(A run of records)
———

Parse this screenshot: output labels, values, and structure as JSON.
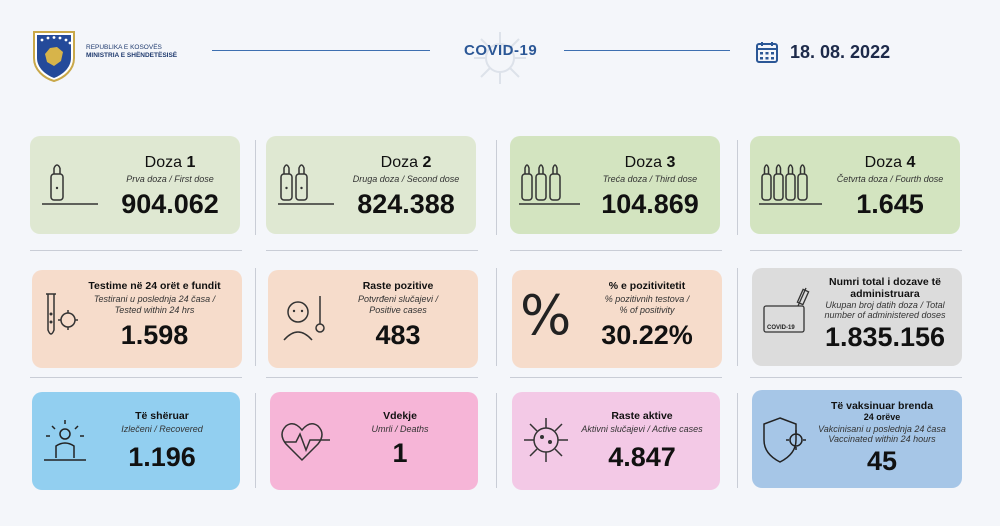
{
  "header": {
    "ministry_line1": "REPUBLIKA E KOSOVËS",
    "ministry_line2": "MINISTRIA E SHËNDETËSISË",
    "title": "COVID-19",
    "date": "18. 08. 2022"
  },
  "doses": [
    {
      "label": "Doza",
      "num": "1",
      "sub": "Prva doza / First dose",
      "value": "904.062"
    },
    {
      "label": "Doza",
      "num": "2",
      "sub": "Druga doza / Second dose",
      "value": "824.388"
    },
    {
      "label": "Doza",
      "num": "3",
      "sub": "Treća doza / Third dose",
      "value": "104.869"
    },
    {
      "label": "Doza",
      "num": "4",
      "sub": "Četvrta doza / Fourth dose",
      "value": "1.645"
    }
  ],
  "row2": [
    {
      "title": "Testime në 24 orët e fundit",
      "sub1": "Testirani u poslednja 24 časa /",
      "sub2": "Tested within 24 hrs",
      "value": "1.598"
    },
    {
      "title": "Raste pozitive",
      "sub1": "Potvrđeni slučajevi /",
      "sub2": "Positive cases",
      "value": "483"
    },
    {
      "title": "% e pozitivitetit",
      "sub1": "% pozitivnih testova /",
      "sub2": "% of positivity",
      "value": "30.22%"
    },
    {
      "title": "Numri total i dozave të",
      "title2": "administruara",
      "sub1": "Ukupan broj datih doza / Total",
      "sub2": "number of administered doses",
      "value": "1.835.156"
    }
  ],
  "row3": [
    {
      "title": "Të shëruar",
      "sub1": "Izlečeni / Recovered",
      "value": "1.196"
    },
    {
      "title": "Vdekje",
      "sub1": "Umrli / Deaths",
      "value": "1"
    },
    {
      "title": "Raste aktive",
      "sub1": "Aktivni slučajevi / Active cases",
      "value": "4.847"
    },
    {
      "title": "Të vaksinuar brenda",
      "title2": "24 orëve",
      "sub1": "Vakcinisani u poslednja 24 časa",
      "sub2": "Vaccinated within 24 hours",
      "value": "45"
    }
  ],
  "icons": {
    "covid_card_label": "COVID-19",
    "percent_symbol": "%"
  }
}
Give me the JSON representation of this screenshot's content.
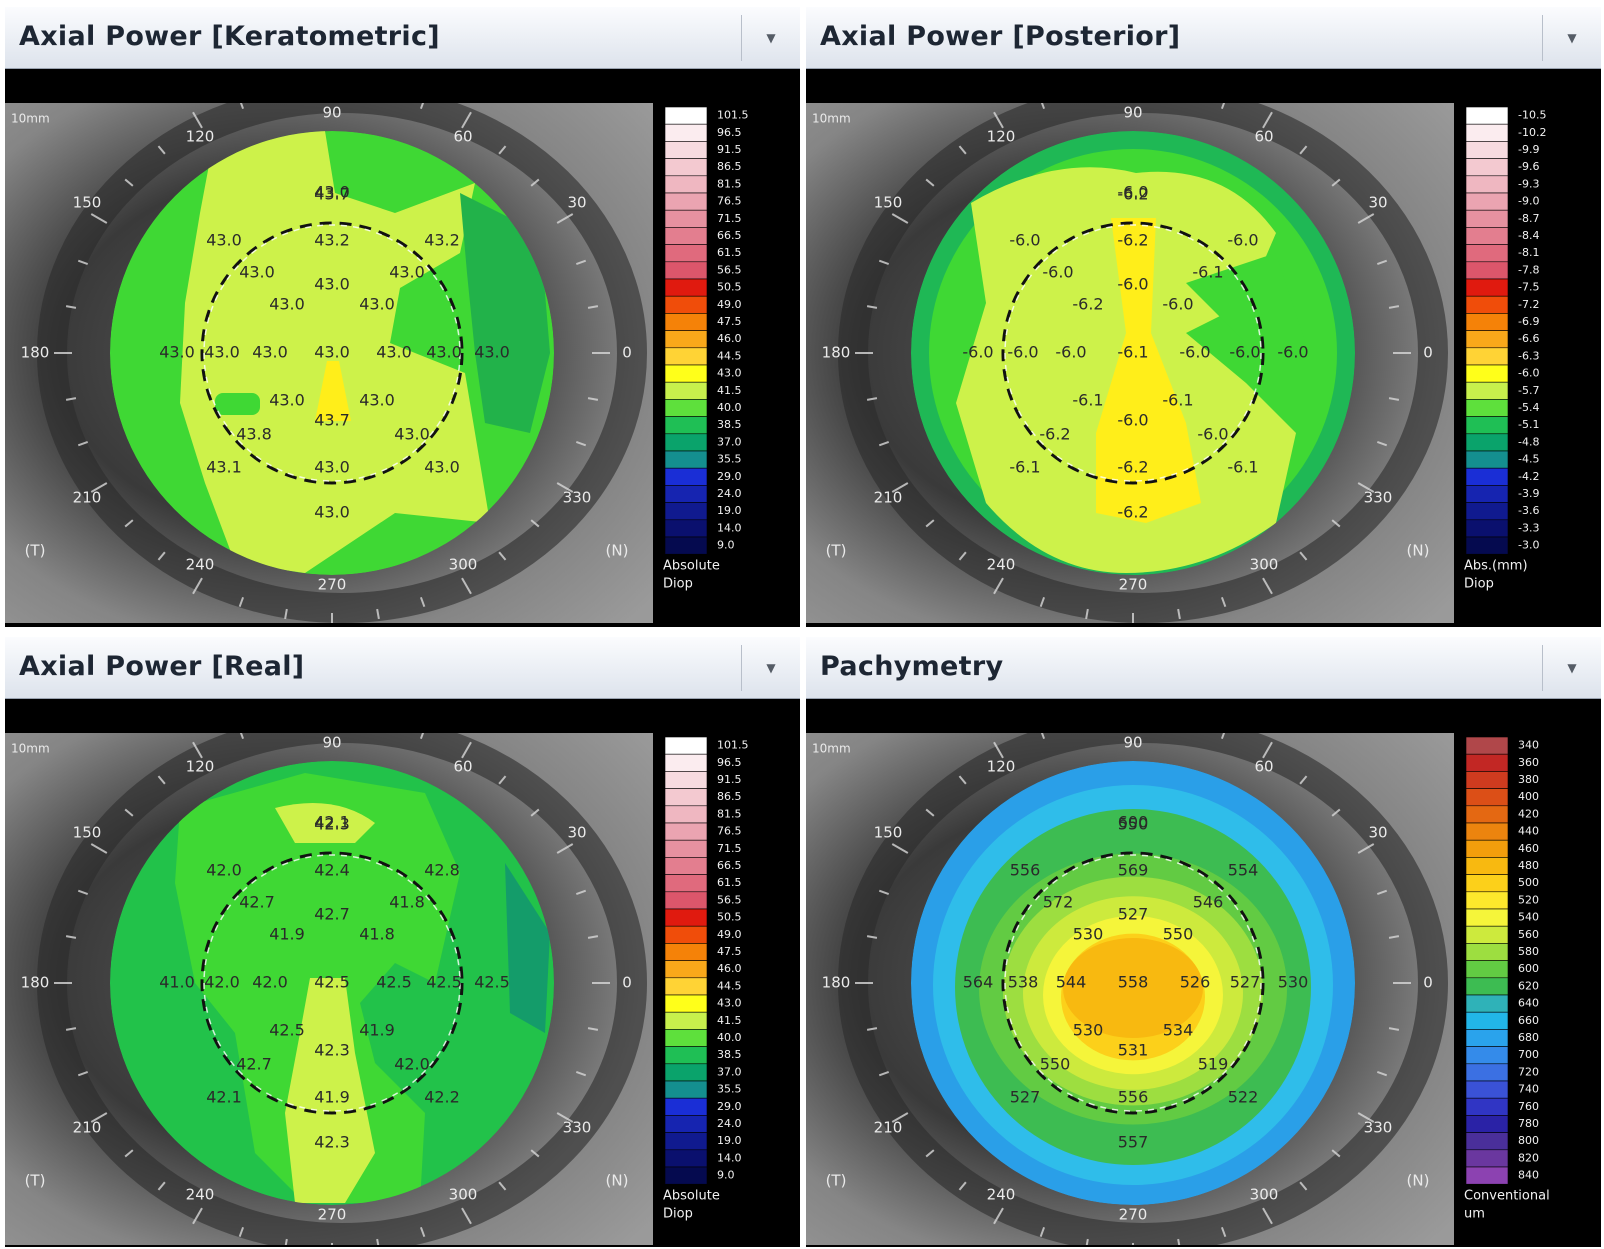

———

## Challenge
Repeat each record exactly as shown above, dropping all images.

## Answer to the task
Parse this screenshot: output labels, values, and structure as JSON.
{
  "header": {
    "ministry_line1": "REPUBLIKA E KOSOVËS",
    "ministry_line2": "MINISTRIA E SHËNDETËSISË",
    "title": "COVID-19",
    "date": "18. 08. 2022"
  },
  "doses": [
    {
      "label": "Doza",
      "num": "1",
      "sub": "Prva doza / First dose",
      "value": "904.062"
    },
    {
      "label": "Doza",
      "num": "2",
      "sub": "Druga doza / Second dose",
      "value": "824.388"
    },
    {
      "label": "Doza",
      "num": "3",
      "sub": "Treća doza / Third dose",
      "value": "104.869"
    },
    {
      "label": "Doza",
      "num": "4",
      "sub": "Četvrta doza / Fourth dose",
      "value": "1.645"
    }
  ],
  "row2": [
    {
      "title": "Testime në 24 orët e fundit",
      "sub1": "Testirani u poslednja 24 časa /",
      "sub2": "Tested within 24 hrs",
      "value": "1.598"
    },
    {
      "title": "Raste pozitive",
      "sub1": "Potvrđeni slučajevi /",
      "sub2": "Positive cases",
      "value": "483"
    },
    {
      "title": "% e pozitivitetit",
      "sub1": "% pozitivnih testova /",
      "sub2": "% of positivity",
      "value": "30.22%"
    },
    {
      "title": "Numri total i dozave të",
      "title2": "administruara",
      "sub1": "Ukupan broj datih doza / Total",
      "sub2": "number of administered doses",
      "value": "1.835.156"
    }
  ],
  "row3": [
    {
      "title": "Të shëruar",
      "sub1": "Izlečeni / Recovered",
      "value": "1.196"
    },
    {
      "title": "Vdekje",
      "sub1": "Umrli / Deaths",
      "value": "1"
    },
    {
      "title": "Raste aktive",
      "sub1": "Aktivni slučajevi / Active cases",
      "value": "4.847"
    },
    {
      "title": "Të vaksinuar brenda",
      "title2": "24 orëve",
      "sub1": "Vakcinisani u poslednja 24 časa",
      "sub2": "Vaccinated within 24 hours",
      "value": "45"
    }
  ],
  "icons": {
    "covid_card_label": "COVID-19",
    "percent_symbol": "%"
  }
}
Give me the JSON representation of this screenshot's content.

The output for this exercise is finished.